:: Task to carry out ::
Copy out all the records exactly.

Dataset rows about figures:
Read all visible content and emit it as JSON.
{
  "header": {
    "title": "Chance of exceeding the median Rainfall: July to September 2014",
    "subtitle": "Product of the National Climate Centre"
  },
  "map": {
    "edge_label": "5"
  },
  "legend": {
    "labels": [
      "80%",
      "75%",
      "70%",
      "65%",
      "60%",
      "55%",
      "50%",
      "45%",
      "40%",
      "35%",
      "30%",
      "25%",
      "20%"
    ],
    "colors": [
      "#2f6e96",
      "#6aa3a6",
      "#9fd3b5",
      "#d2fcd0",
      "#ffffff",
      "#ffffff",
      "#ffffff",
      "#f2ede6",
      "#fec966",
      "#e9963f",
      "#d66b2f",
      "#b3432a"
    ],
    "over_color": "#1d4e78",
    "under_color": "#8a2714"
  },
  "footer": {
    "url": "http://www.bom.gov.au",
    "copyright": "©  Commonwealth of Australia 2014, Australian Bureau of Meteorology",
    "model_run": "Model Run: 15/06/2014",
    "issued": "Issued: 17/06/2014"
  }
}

:: Answer to this task ::
Read all visible content and emit it as JSON.
{
  "header": {
    "title": "Chance of exceeding the median Rainfall: July to September 2014",
    "subtitle": "Product of the National Climate Centre"
  },
  "map": {
    "edge_label": "5"
  },
  "legend": {
    "labels": [
      "80%",
      "75%",
      "70%",
      "65%",
      "60%",
      "55%",
      "50%",
      "45%",
      "40%",
      "35%",
      "30%",
      "25%",
      "20%"
    ],
    "colors": [
      "#2f6e96",
      "#6aa3a6",
      "#9fd3b5",
      "#d2fcd0",
      "#ffffff",
      "#ffffff",
      "#ffffff",
      "#f2ede6",
      "#fec966",
      "#e9963f",
      "#d66b2f",
      "#b3432a"
    ],
    "over_color": "#1d4e78",
    "under_color": "#8a2714"
  },
  "footer": {
    "url": "http://www.bom.gov.au",
    "copyright": "©  Commonwealth of Australia 2014, Australian Bureau of Meteorology",
    "model_run": "Model Run: 15/06/2014",
    "issued": "Issued: 17/06/2014"
  }
}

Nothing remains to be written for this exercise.